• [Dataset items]
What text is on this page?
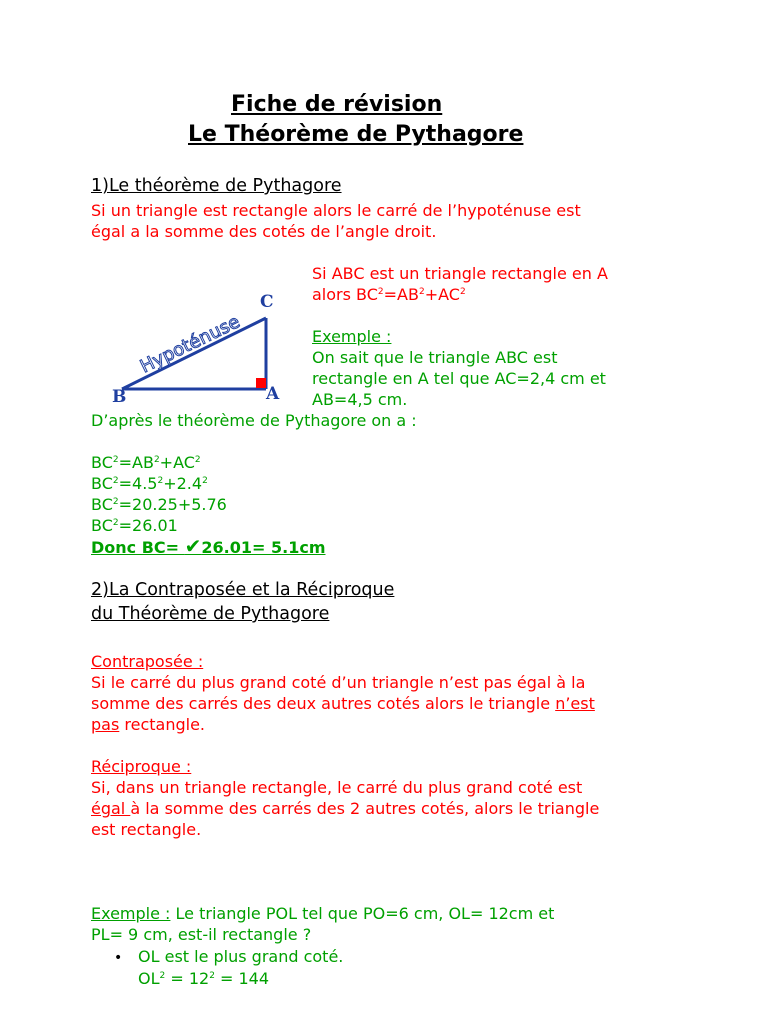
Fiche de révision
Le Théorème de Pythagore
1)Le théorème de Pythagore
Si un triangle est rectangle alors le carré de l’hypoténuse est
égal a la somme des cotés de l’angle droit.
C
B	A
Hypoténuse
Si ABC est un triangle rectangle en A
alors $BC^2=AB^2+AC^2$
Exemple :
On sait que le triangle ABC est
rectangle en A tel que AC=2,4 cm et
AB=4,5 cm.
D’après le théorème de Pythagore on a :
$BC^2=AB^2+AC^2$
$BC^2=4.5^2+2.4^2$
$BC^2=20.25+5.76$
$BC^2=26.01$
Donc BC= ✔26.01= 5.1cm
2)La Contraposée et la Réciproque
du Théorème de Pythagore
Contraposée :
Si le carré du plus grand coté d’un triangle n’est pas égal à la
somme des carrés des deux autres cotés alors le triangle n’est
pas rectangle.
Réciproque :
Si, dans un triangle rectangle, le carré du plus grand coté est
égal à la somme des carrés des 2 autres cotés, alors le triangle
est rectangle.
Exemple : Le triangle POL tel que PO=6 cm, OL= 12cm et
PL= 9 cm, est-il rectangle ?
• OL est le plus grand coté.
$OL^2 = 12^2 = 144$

• [TASK BRIEF] Where does the word "autres" appear? Return each line that holds it.

• [REPLY]
somme des carrés des deux autres cotés alors le triangle n’est
égal à la somme des carrés des 2 autres cotés, alors le triangle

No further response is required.